• [Provided material]:
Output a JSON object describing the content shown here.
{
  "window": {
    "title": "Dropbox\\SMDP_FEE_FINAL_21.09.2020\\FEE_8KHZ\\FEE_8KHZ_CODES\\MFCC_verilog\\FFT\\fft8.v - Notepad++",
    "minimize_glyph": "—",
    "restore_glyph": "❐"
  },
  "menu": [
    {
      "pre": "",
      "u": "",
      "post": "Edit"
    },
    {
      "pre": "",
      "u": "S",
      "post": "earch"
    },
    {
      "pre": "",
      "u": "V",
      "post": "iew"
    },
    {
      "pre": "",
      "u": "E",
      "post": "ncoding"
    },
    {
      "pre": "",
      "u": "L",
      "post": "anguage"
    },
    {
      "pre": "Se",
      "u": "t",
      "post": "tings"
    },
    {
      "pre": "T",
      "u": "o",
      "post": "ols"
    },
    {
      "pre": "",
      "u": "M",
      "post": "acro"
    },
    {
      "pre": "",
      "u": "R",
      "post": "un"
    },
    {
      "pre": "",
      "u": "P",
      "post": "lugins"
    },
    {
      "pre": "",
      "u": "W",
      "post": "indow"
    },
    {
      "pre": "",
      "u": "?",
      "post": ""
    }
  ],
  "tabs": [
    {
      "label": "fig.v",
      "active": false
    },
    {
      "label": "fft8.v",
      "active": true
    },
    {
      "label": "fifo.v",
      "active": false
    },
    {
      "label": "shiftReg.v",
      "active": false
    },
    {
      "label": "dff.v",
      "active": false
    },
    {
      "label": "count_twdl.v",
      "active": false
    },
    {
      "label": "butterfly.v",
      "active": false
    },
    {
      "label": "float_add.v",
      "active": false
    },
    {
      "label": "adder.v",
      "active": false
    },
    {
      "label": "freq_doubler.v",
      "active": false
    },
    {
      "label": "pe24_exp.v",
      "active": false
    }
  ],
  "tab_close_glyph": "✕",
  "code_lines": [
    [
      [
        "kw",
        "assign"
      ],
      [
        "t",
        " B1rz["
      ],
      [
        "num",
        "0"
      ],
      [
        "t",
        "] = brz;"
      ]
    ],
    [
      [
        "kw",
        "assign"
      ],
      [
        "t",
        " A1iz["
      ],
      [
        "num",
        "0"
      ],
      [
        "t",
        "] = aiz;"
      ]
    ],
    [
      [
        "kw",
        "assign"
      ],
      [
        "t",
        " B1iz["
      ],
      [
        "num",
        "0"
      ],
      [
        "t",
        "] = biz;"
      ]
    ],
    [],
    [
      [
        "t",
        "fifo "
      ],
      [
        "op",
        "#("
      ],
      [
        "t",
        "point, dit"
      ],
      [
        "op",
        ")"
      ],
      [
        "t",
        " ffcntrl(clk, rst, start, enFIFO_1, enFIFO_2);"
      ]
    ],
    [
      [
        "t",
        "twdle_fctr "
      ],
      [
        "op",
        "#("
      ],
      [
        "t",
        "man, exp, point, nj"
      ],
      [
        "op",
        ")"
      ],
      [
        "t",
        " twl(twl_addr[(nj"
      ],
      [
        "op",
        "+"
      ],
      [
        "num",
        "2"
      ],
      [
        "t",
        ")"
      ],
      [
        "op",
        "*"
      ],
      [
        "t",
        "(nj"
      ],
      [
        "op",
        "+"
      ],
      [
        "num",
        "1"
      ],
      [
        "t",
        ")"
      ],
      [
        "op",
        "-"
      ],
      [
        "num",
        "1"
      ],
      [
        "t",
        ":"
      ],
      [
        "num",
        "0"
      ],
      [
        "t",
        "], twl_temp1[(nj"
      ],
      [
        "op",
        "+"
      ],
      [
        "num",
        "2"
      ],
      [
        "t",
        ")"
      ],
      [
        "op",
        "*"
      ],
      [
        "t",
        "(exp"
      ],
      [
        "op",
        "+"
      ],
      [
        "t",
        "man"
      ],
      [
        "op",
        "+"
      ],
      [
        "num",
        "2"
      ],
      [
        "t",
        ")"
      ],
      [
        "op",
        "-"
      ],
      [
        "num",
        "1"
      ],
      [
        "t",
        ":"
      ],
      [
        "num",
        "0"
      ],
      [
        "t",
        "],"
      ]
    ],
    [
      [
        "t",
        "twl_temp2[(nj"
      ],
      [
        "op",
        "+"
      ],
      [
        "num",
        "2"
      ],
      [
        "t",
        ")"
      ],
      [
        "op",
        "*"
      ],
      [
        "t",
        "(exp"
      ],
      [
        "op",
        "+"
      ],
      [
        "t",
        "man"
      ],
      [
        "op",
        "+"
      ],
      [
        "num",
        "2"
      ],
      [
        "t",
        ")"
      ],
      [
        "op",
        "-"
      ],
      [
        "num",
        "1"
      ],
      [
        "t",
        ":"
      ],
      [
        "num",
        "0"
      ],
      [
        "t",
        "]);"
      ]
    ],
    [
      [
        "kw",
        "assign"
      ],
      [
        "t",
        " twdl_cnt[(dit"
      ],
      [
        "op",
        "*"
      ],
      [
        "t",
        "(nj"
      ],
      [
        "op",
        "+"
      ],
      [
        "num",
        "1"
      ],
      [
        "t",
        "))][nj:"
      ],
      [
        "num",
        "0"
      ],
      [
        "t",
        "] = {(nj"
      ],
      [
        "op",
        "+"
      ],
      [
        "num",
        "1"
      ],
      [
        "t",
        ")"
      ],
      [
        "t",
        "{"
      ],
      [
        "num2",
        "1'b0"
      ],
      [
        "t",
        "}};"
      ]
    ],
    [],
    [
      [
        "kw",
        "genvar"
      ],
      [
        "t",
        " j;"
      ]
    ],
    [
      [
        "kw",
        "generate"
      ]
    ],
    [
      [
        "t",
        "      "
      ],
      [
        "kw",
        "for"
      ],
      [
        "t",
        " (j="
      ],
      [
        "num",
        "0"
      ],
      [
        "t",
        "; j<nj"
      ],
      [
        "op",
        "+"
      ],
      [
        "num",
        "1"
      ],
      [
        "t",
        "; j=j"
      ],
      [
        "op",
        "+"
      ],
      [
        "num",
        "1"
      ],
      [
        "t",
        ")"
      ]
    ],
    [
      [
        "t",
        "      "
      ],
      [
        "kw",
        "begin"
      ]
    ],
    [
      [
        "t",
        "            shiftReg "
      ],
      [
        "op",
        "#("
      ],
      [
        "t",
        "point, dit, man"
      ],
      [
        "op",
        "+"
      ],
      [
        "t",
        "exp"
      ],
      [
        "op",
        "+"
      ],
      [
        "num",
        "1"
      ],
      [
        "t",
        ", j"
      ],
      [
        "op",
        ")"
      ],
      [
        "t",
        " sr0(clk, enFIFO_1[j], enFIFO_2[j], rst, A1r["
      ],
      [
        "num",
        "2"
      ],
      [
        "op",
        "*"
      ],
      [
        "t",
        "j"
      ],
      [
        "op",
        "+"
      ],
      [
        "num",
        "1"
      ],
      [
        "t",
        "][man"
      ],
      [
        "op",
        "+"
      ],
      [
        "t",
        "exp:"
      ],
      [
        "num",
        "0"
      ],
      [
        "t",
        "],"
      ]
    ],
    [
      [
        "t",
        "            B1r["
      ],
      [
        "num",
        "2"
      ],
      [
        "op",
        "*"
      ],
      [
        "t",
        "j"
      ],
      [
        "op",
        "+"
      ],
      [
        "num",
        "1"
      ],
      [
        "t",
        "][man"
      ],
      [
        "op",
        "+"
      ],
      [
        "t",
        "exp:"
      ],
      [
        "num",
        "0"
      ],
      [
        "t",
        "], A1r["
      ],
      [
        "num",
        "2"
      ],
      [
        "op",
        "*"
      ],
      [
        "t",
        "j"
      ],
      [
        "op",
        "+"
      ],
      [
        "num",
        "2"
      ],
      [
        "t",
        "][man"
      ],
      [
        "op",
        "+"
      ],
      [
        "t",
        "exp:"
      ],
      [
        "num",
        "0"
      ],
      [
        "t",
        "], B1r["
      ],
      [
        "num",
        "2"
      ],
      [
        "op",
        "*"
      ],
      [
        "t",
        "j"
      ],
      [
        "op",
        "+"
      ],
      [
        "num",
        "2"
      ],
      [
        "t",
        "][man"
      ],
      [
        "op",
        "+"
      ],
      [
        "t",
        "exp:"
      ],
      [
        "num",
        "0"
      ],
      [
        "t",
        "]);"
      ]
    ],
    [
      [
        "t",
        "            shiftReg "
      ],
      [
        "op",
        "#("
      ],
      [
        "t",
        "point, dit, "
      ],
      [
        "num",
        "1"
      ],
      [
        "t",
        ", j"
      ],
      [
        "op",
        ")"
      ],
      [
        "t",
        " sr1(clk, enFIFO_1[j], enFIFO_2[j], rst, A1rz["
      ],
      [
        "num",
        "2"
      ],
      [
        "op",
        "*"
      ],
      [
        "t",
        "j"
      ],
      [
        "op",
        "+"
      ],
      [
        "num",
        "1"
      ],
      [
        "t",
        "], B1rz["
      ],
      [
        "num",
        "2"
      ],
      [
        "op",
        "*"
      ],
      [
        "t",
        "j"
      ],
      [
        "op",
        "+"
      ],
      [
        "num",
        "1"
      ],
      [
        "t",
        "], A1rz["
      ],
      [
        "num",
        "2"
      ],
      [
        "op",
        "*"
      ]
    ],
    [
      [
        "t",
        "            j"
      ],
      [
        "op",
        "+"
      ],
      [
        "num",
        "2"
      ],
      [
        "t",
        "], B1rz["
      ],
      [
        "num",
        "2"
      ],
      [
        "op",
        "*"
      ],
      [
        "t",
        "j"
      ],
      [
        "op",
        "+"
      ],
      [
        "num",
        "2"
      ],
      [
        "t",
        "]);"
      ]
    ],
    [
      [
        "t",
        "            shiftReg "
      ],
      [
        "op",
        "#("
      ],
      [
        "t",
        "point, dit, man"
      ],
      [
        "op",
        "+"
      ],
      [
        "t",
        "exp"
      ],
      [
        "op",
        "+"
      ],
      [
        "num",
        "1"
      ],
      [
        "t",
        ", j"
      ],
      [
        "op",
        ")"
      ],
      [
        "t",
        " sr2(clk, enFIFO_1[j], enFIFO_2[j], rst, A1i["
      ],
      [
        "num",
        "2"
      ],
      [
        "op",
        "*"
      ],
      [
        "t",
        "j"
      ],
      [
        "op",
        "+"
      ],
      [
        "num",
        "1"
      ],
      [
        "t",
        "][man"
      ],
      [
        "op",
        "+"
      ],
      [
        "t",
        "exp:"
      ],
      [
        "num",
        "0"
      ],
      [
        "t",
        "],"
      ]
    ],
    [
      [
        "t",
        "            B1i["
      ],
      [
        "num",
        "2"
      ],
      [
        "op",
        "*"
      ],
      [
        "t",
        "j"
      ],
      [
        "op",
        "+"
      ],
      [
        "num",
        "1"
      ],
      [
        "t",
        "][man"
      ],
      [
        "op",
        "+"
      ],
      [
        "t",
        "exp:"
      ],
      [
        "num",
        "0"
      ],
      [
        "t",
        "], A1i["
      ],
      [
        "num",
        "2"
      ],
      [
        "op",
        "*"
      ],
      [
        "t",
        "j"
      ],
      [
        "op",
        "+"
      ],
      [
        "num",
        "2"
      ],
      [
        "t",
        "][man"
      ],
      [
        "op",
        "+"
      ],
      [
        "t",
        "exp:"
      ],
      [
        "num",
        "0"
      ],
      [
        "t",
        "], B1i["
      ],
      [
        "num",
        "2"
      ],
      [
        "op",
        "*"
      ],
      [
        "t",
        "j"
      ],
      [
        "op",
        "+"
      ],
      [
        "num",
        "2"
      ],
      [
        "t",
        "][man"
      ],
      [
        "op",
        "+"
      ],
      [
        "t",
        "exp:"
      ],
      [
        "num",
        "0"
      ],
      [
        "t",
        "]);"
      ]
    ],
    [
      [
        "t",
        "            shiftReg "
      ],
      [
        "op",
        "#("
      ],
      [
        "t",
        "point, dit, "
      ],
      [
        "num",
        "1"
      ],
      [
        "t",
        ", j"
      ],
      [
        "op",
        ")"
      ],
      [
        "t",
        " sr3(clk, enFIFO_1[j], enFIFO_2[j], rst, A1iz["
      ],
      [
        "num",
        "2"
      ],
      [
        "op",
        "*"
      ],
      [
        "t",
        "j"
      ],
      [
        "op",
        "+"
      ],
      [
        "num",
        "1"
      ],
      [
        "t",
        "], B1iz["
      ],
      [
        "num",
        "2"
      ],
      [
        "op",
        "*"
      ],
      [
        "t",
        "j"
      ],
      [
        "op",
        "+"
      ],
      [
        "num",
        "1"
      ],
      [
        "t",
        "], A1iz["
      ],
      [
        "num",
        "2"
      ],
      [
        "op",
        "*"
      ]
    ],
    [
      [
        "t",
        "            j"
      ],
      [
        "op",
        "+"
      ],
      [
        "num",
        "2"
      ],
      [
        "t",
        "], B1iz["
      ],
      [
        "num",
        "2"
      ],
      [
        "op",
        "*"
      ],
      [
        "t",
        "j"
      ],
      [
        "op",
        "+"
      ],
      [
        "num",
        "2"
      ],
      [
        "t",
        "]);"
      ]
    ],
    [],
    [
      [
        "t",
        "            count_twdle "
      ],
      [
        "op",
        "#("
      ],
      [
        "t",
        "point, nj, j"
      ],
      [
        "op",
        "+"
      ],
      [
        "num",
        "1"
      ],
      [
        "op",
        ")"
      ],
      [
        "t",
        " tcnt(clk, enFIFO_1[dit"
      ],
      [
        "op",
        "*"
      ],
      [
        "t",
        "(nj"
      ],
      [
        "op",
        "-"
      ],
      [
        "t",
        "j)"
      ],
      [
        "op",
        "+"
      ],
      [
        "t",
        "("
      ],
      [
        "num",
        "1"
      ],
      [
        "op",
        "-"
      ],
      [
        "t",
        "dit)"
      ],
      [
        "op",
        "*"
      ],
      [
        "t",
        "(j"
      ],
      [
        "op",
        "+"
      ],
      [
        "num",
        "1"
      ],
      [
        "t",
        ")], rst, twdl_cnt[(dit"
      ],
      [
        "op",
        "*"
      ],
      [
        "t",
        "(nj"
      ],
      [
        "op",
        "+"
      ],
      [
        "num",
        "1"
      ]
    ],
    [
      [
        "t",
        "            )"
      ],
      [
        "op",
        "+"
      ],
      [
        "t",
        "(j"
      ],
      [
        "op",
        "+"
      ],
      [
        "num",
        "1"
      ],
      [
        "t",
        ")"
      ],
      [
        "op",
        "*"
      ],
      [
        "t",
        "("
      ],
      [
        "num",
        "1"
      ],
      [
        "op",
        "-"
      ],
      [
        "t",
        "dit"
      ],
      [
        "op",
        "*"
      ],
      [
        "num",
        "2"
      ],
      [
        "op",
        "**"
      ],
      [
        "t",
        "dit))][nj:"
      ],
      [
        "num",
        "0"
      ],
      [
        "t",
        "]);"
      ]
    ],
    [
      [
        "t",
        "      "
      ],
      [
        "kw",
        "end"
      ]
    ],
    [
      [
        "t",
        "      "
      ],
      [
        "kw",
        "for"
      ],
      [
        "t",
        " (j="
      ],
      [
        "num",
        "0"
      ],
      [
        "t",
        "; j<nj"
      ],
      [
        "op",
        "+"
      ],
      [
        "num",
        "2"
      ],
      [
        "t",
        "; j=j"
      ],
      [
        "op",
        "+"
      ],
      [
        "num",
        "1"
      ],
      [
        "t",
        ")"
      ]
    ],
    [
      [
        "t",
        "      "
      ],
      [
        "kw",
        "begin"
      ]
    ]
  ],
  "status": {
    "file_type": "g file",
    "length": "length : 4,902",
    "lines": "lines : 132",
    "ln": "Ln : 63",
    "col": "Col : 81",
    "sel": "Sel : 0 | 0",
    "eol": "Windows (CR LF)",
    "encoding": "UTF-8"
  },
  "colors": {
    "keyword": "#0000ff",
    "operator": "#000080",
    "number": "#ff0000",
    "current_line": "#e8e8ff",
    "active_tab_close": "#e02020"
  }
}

• [What you should do]: Look through the lines above and collect those with the word "post".

• [Complete answer]:
      "post": "Edit"
      "post": "earch"
      "post": "iew"
      "post": "ncoding"
      "post": "anguage"
      "post": "tings"
      "post": "ols"
      "post": "acro"
      "post": "un"
      "post": "lugins"
      "post": "indow"
      "post": ""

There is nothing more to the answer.